[INFORMATION SUPPLIED]
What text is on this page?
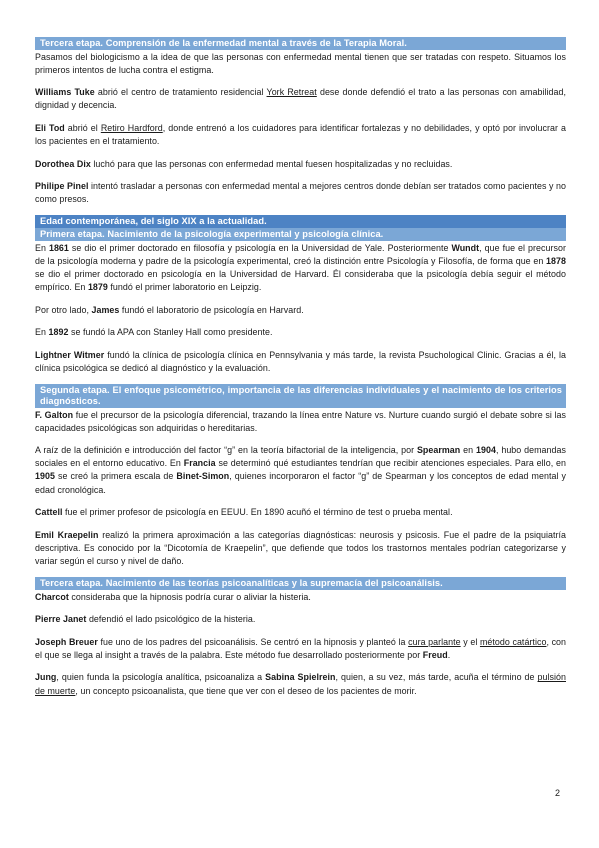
Tercera etapa. Comprensión de la enfermedad mental a través de la Terapia Moral.

Pasamos del biologicismo a la idea de que las personas con enfermedad mental tienen que ser tratadas con respeto. Situamos los primeros intentos de lucha contra el estigma.

Williams Tuke abrió el centro de tratamiento residencial York Retreat dese donde defendió el trato a las personas con amabilidad, dignidad y decencia.

Eli Tod abrió el Retiro Hardford, donde entrenó a los cuidadores para identificar fortalezas y no debilidades, y optó por involucrar a los pacientes en el tratamiento.

Dorothea Dix luchó para que las personas con enfermedad mental fuesen hospitalizadas y no recluidas.

Philipe Pinel intentó trasladar a personas con enfermedad mental a mejores centros donde debían ser tratados como pacientes y no como presos.

Edad contemporánea, del siglo XIX a la actualidad.
Primera etapa. Nacimiento de la psicología experimental y psicología clínica.

En 1861 se dio el primer doctorado en filosofía y psicología en la Universidad de Yale. Posteriormente Wundt, que fue el precursor de la psicología moderna y padre de la psicología experimental, creó la distinción entre Psicología y Filosofía, de forma que en 1878 se dio el primer doctorado en psicología en la Universidad de Harvard. Él consideraba que la psicología debía seguir el método empírico. En 1879 fundó el primer laboratorio en Leipzig.

Por otro lado, James fundó el laboratorio de psicología en Harvard.

En 1892 se fundó la APA con Stanley Hall como presidente.

Lightner Witmer fundó la clínica de psicología clínica en Pennsylvania y más tarde, la revista Psuchological Clinic. Gracias a él, la clínica psicológica se dedicó al diagnóstico y la evaluación.

Segunda etapa. El enfoque psicométrico, importancia de las diferencias individuales y el nacimiento de los criterios diagnósticos.

F. Galton fue el precursor de la psicología diferencial, trazando la línea entre Nature vs. Nurture cuando surgió el debate sobre si las capacidades psicológicas son adquiridas o hereditarias.

A raíz de la definición e introducción del factor “g” en la teoría bifactorial de la inteligencia, por Spearman en 1904, hubo demandas sociales en el entorno educativo. En Francia se determinó qué estudiantes tendrían que recibir atenciones especiales. Para ello, en 1905 se creó la primera escala de Binet-Simon, quienes incorporaron el factor “g” de Spearman y los conceptos de edad mental y edad cronológica.

Cattell fue el primer profesor de psicología en EEUU. En 1890 acuñó el término de test o prueba mental.

Emil Kraepelin realizó la primera aproximación a las categorías diagnósticas: neurosis y psicosis. Fue el padre de la psiquiatría descriptiva. Es conocido por la “Dicotomía de Kraepelin”, que defiende que todos los trastornos mentales podrían categorizarse y variar según el curso y nivel de daño.

Tercera etapa. Nacimiento de las teorías psicoanalíticas y la supremacía del psicoanálisis.

Charcot consideraba que la hipnosis podría curar o aliviar la histeria.

Pierre Janet defendió el lado psicológico de la histeria.

Joseph Breuer fue uno de los padres del psicoanálisis. Se centró en la hipnosis y planteó la cura parlante y el método catártico, con el que se llega al insight a través de la palabra. Este método fue desarrollado posteriormente por Freud.

Jung, quien funda la psicología analítica, psicoanaliza a Sabina Spielrein, quien, a su vez, más tarde, acuña el término de pulsión de muerte, un concepto psicoanalista, que tiene que ver con el deseo de los pacientes de morir.

2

[STATED GOAL]
Copy out each line of the data containing the string "término".

[RESPONSE FOR THIS EXERCISE]
Cattell fue el primer profesor de psicología en EEUU. En 1890 acuñó el término de test o prueba mental.
Jung, quien funda la psicología analítica, psicoanaliza a Sabina Spielrein, quien, a su vez, más tarde, acuña el término de pulsión de muerte, un concepto psicoanalista, que tiene que ver con el deseo de los pacientes de morir.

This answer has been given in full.